── Listed records
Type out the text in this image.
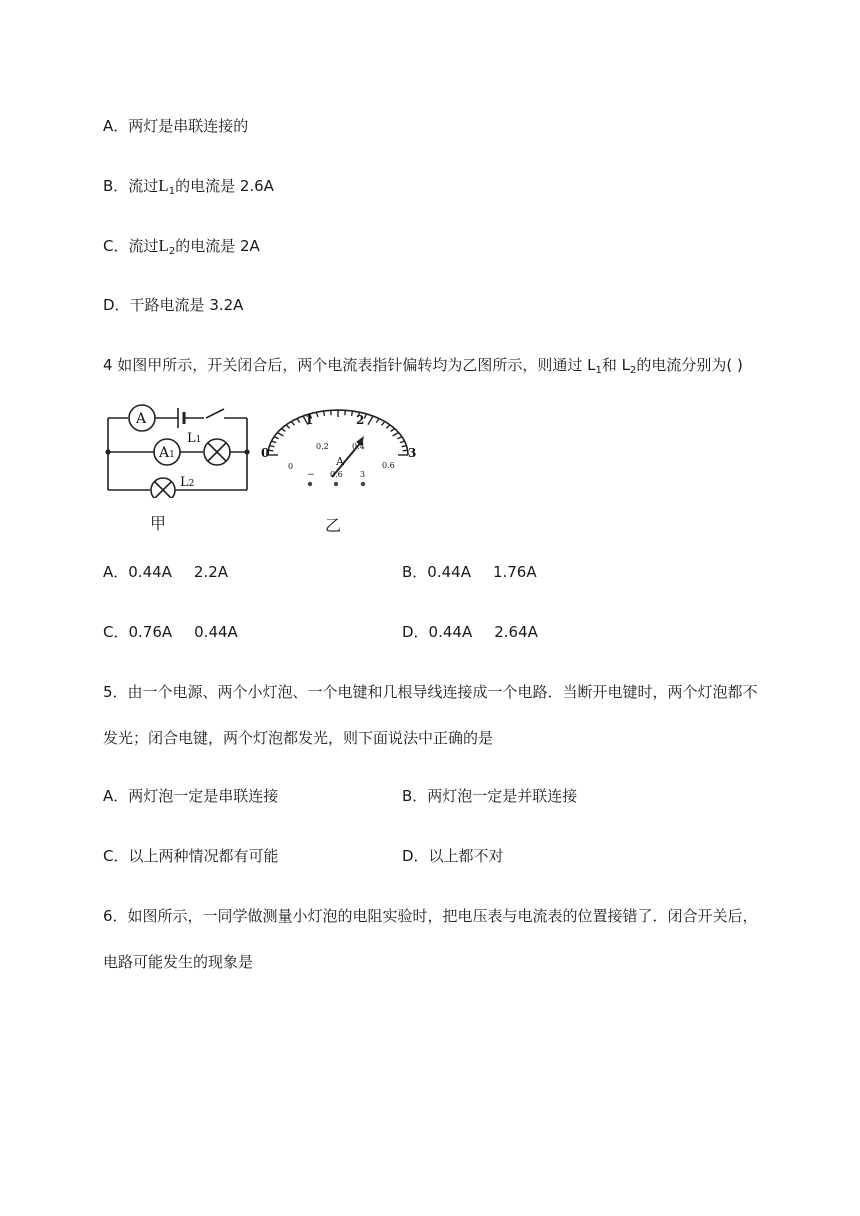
A．两灯是串联连接的
B．流过$L_1$的电流是 2.6A
C．流过$L_2$的电流是 2A
D．干路电流是 3.2A
4 如图甲所示，开关闭合后，两个电流表指针偏转均为乙图所示，则通过 $L_1$和 $L_2$的电流分别为( )
A
A1
L1
L2
甲
0
1	2
3
0
0.2	0.4
0.6
A
− 0.6 3
乙
A．0.44A 2.2A	B．0.44A 1.76A
C．0.76A 0.44A	D．0.44A 2.64A
5．由一个电源、两个小灯泡、一个电键和几根导线连接成一个电路．当断开电键时，两个灯泡都不
发光；闭合电键，两个灯泡都发光，则下面说法中正确的是
A．两灯泡一定是串联连接	B．两灯泡一定是并联连接
C．以上两种情况都有可能	D．以上都不对
6．如图所示，一同学做测量小灯泡的电阻实验时，把电压表与电流表的位置接错了．闭合开关后，
电路可能发生的现象是
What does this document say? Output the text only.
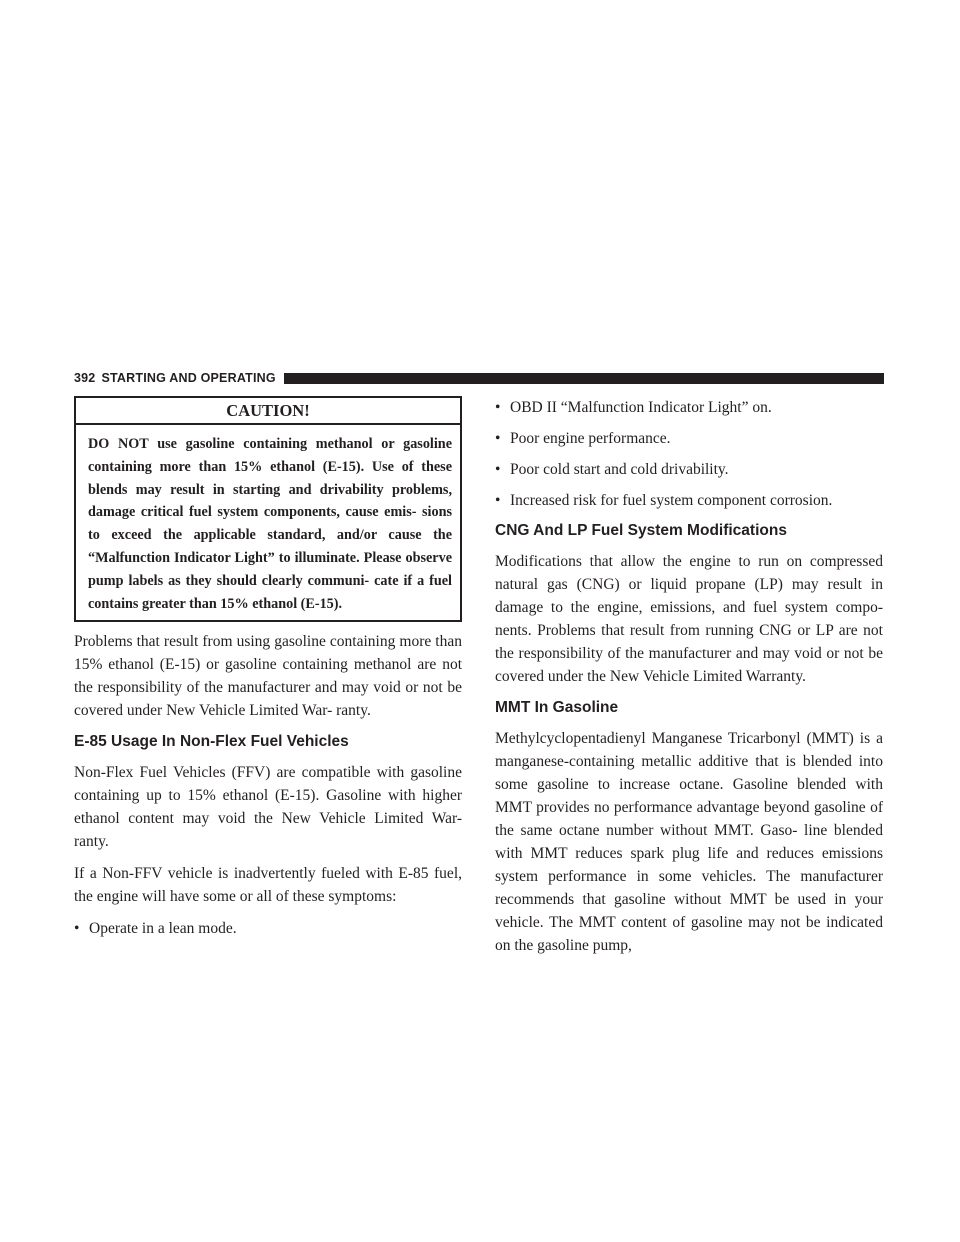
392 STARTING AND OPERATING
CAUTION!
DO NOT use gasoline containing methanol or gasoline containing more than 15% ethanol (E-15). Use of these blends may result in starting and drivability problems, damage critical fuel system components, cause emis- sions to exceed the applicable standard, and/or cause the “Malfunction Indicator Light” to illuminate. Please observe pump labels as they should clearly communi- cate if a fuel contains greater than 15% ethanol (E-15).

Problems that result from using gasoline containing more than 15% ethanol (E-15) or gasoline containing methanol are not the responsibility of the manufacturer and may void or not be covered under New Vehicle Limited War- ranty.

E-85 Usage In Non-Flex Fuel Vehicles

Non-Flex Fuel Vehicles (FFV) are compatible with gasoline containing up to 15% ethanol (E-15). Gasoline with higher ethanol content may void the New Vehicle Limited War- ranty.

If a Non-FFV vehicle is inadvertently fueled with E-85 fuel, the engine will have some or all of these symptoms:

• Operate in a lean mode.
• OBD II “Malfunction Indicator Light” on.
• Poor engine performance.
• Poor cold start and cold drivability.
• Increased risk for fuel system component corrosion.
CNG And LP Fuel System Modifications

Modifications that allow the engine to run on compressed natural gas (CNG) or liquid propane (LP) may result in damage to the engine, emissions, and fuel system compo- nents. Problems that result from running CNG or LP are not the responsibility of the manufacturer and may void or not be covered under the New Vehicle Limited Warranty.

MMT In Gasoline

Methylcyclopentadienyl Manganese Tricarbonyl (MMT) is a manganese-containing metallic additive that is blended into some gasoline to increase octane. Gasoline blended with MMT provides no performance advantage beyond gasoline of the same octane number without MMT. Gaso- line blended with MMT reduces spark plug life and reduces emissions system performance in some vehicles. The manufacturer recommends that gasoline without MMT be used in your vehicle. The MMT content of gasoline may not be indicated on the gasoline pump,
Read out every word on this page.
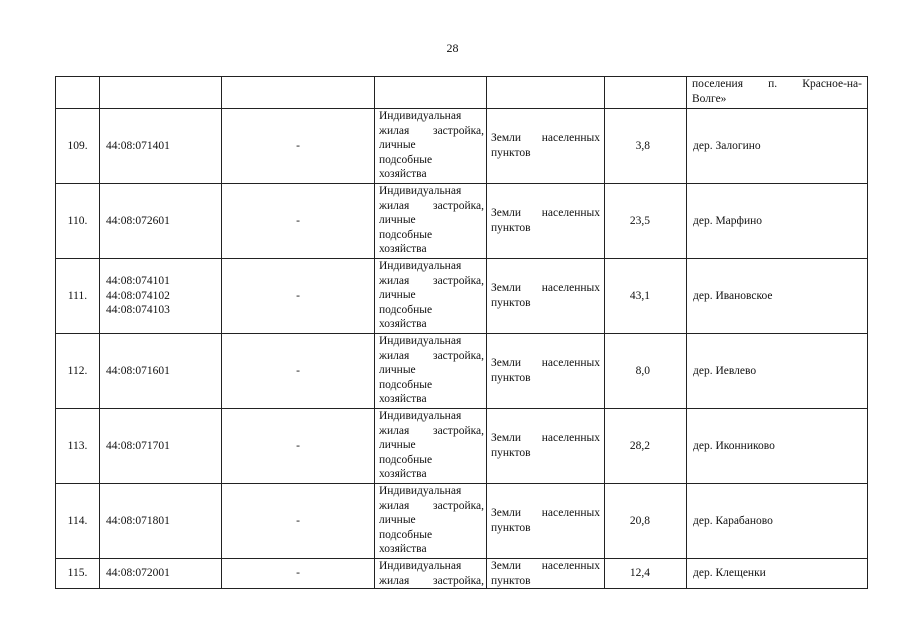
28

						поселения п. Красное-на-
Волге»

109.	44:08:071401	-	Индивидуальная
жилая застройка,
личные
подсобные
хозяйства	Земли населенных
пунктов	3,8	дер. Залогино
110.	44:08:072601	-	Индивидуальная
жилая застройка,
личные
подсобные
хозяйства	Земли населенных
пунктов	23,5	дер. Марфино
111.	44:08:074101
44:08:074102
44:08:074103	-	Индивидуальная
жилая застройка,
личные
подсобные
хозяйства	Земли населенных
пунктов	43,1	дер. Ивановское
112.	44:08:071601	-	Индивидуальная
жилая застройка,
личные
подсобные
хозяйства	Земли населенных
пунктов	8,0	дер. Иевлево
113.	44:08:071701	-	Индивидуальная
жилая застройка,
личные
подсобные
хозяйства	Земли населенных
пунктов	28,2	дер. Иконниково
114.	44:08:071801	-	Индивидуальная
жилая застройка,
личные
подсобные
хозяйства	Земли населенных
пунктов	20,8	дер. Карабаново
115.	44:08:072001	-	Индивидуальная
жилая застройка,	Земли населенных
пунктов	12,4	дер. Клещенки
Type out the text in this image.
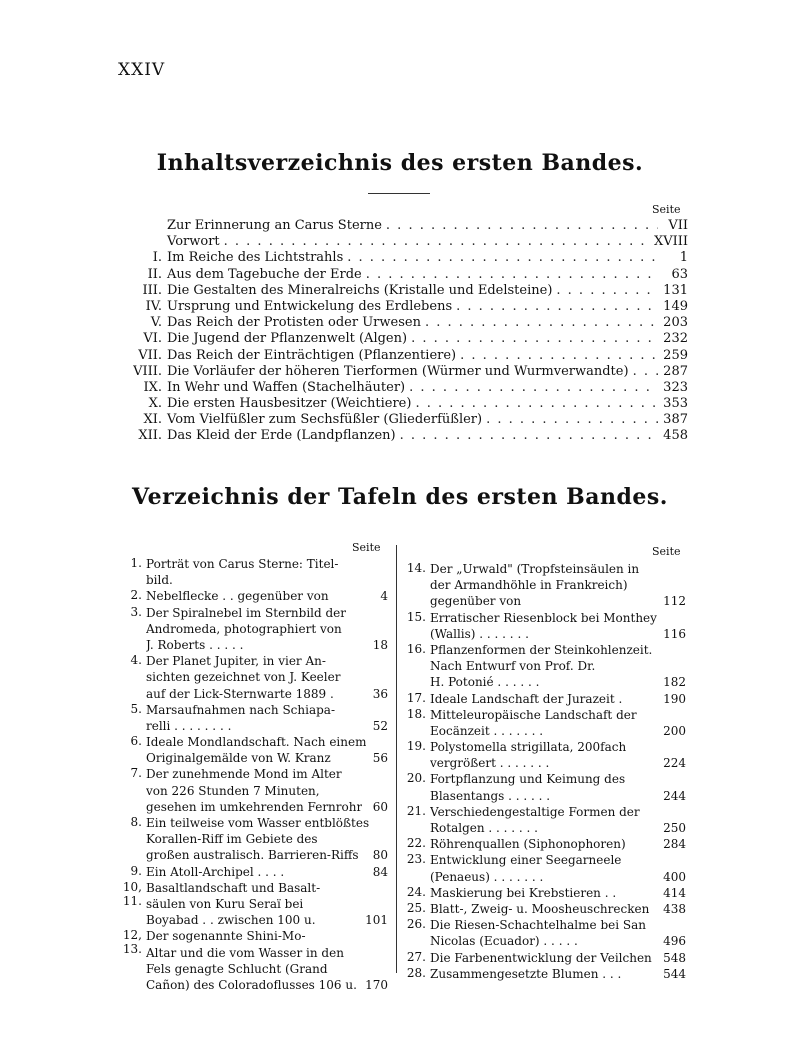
XXIV
Inhaltsverzeichnis des ersten Bandes.
Seite
Zur Erinnerung an Carus Sterne . . .	VII
Vorwort . . .	XVIII
I. Im Reiche des Lichtstrahls . . .	1
II. Aus dem Tagebuche der Erde . . .	63
III. Die Gestalten des Mineralreichs (Kristalle und Edelsteine) . . .	131
IV. Ursprung und Entwickelung des Erdlebens . . .	149
V. Das Reich der Protisten oder Urwesen . . .	203
VI. Die Jugend der Pflanzenwelt (Algen) . . .	232
VII. Das Reich der Einträchtigen (Pflanzentiere) . . .	259
VIII. Die Vorläufer der höheren Tierformen (Würmer und Wurmverwandte) . . .	287
IX. In Wehr und Waffen (Stachelhäuter) . . .	323
X. Die ersten Hausbesitzer (Weichtiere) . . .	353
XI. Vom Vielfüßler zum Sechsfüßler (Gliederfüßler) . . .	387
XII. Das Kleid der Erde (Landpflanzen) . . .	458
Verzeichnis der Tafeln des ersten Bandes.
Seite	Seite
1. Porträt von Carus Sterne: Titel-
bild.
2. Nebelflecke . . gegenüber von	4
3. Der Spiralnebel im Sternbild der
Andromeda, photographiert von
J. Roberts . . . . .	18
4. Der Planet Jupiter, in vier An-
sichten gezeichnet von J. Keeler
auf der Lick-Sternwarte 1889 .	36
5. Marsaufnahmen nach Schiapa-
relli . . . . . . . .	52
6. Ideale Mondlandschaft. Nach einem
Originalgemälde von W. Kranz	56
7. Der zunehmende Mond im Alter
von 226 Stunden 7 Minuten,
gesehen im umkehrenden Fernrohr 60
8. Ein teilweise vom Wasser entblößtes
Korallen-Riff im Gebiete des
großen australisch. Barrieren-Riffs	80
9. Ein Atoll-Archipel . . . .	84
10, 11.
Basaltlandschaft und Basalt-
säulen von Kuru Seraï bei
Boyabad . . zwischen 100 u.	101
12, 13.
Der sogenannte Shini-Mo-
Altar und die vom Wasser in den
Fels genagte Schlucht (Grand
Cañon) des Coloradoflusses 106 u. 170
14. Der „Urwald" (Tropfsteinsäulen in
der Armandhöhle in Frankreich)
gegenüber von	112
15. Erratischer Riesenblock bei Monthey
(Wallis) . . . . . . .	116
16. Pflanzenformen der Steinkohlenzeit.
Nach Entwurf von Prof. Dr.
H. Potonié . . . . . .	182
17. Ideale Landschaft der Jurazeit .	190
18. Mitteleuropäische Landschaft der
Eocänzeit . . . . . . .	200
19. Polystomella strigillata, 200fach
vergrößert . . . . . . .	224
20. Fortpflanzung und Keimung des
Blasentangs . . . . . .	244
21. Verschiedengestaltige Formen der
Rotalgen . . . . . . .	250
22. Röhrenquallen (Siphonophoren)	284
23. Entwicklung einer Seegarneele
(Penaeus) . . . . . . .	400
24. Maskierung bei Krebstieren . .	414
25. Blatt-, Zweig- u. Moosheuschrecken	438
26. Die Riesen-Schachtelhalme bei San
Nicolas (Ecuador) . . . . .	496
27. Die Farbenentwicklung der Veilchen 548
28. Zusammengesetzte Blumen . . .	544
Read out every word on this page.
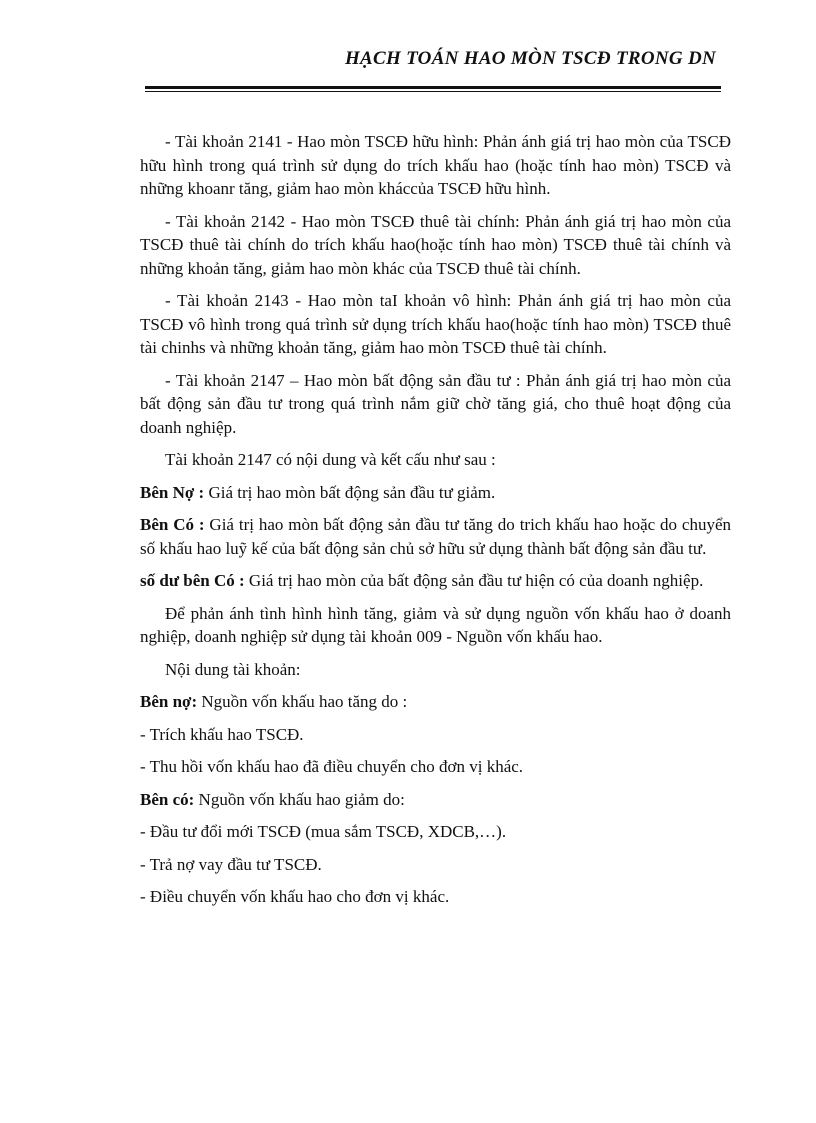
HẠCH TOÁN HAO MÒN TSCĐ TRONG DN

- Tài khoản 2141 - Hao mòn TSCĐ hữu hình: Phản ánh giá trị hao mòn của TSCĐ hữu hình trong quá trình sử dụng do trích khấu hao (hoặc tính hao mòn) TSCĐ và những khoanr tăng, giảm hao mòn kháccủa TSCĐ hữu hình.

- Tài khoản 2142 - Hao mòn TSCĐ thuê tài chính: Phản ánh giá trị hao mòn của TSCĐ thuê tài chính do trích khấu hao(hoặc tính hao mòn) TSCĐ thuê tài chính và những khoản tăng, giảm hao mòn khác của TSCĐ thuê tài chính.

- Tài khoản 2143 - Hao mòn taI khoản vô hình: Phản ánh giá trị hao mòn của TSCĐ vô hình trong quá trình sử dụng trích khấu hao(hoặc tính hao mòn) TSCĐ thuê tài chinhs và những khoản tăng, giảm hao mòn TSCĐ thuê tài chính.

- Tài khoản 2147 – Hao mòn bất động sản đầu tư : Phản ánh giá trị hao mòn của bất động sản đầu tư trong quá trình nắm giữ chờ tăng giá, cho thuê hoạt động của doanh nghiệp.

Tài khoản 2147 có nội dung và kết cấu như sau :

Bên Nợ : Giá trị hao mòn bất động sản đầu tư giảm.

Bên Có : Giá trị hao mòn bất động sản đầu tư tăng do trich khấu hao hoặc do chuyển số khấu hao luỹ kế của bất động sản chủ sở hữu sử dụng thành bất động sản đầu tư.

số dư bên Có : Giá trị hao mòn của bất động sản đầu tư hiện có của doanh nghiệp.

Để phản ánh tình hình hình tăng, giảm và sử dụng nguồn vốn khấu hao ở doanh nghiệp, doanh nghiệp sử dụng tài khoản 009 - Nguồn vốn khấu hao.

Nội dung tài khoản:

Bên nợ: Nguồn vốn khấu hao tăng do :

- Trích khấu hao TSCĐ.

- Thu hồi vốn khấu hao đã điều chuyển cho đơn vị khác.

Bên có: Nguồn vốn khấu hao giảm do:

- Đầu tư đổi mới TSCĐ (mua sắm TSCĐ, XDCB,…).

- Trả nợ vay đầu tư TSCĐ.

- Điều chuyển vốn khấu hao cho đơn vị khác.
────
Count every line above that holds the word "khoản", and state the number and nothing more.

Task answer ▸ 7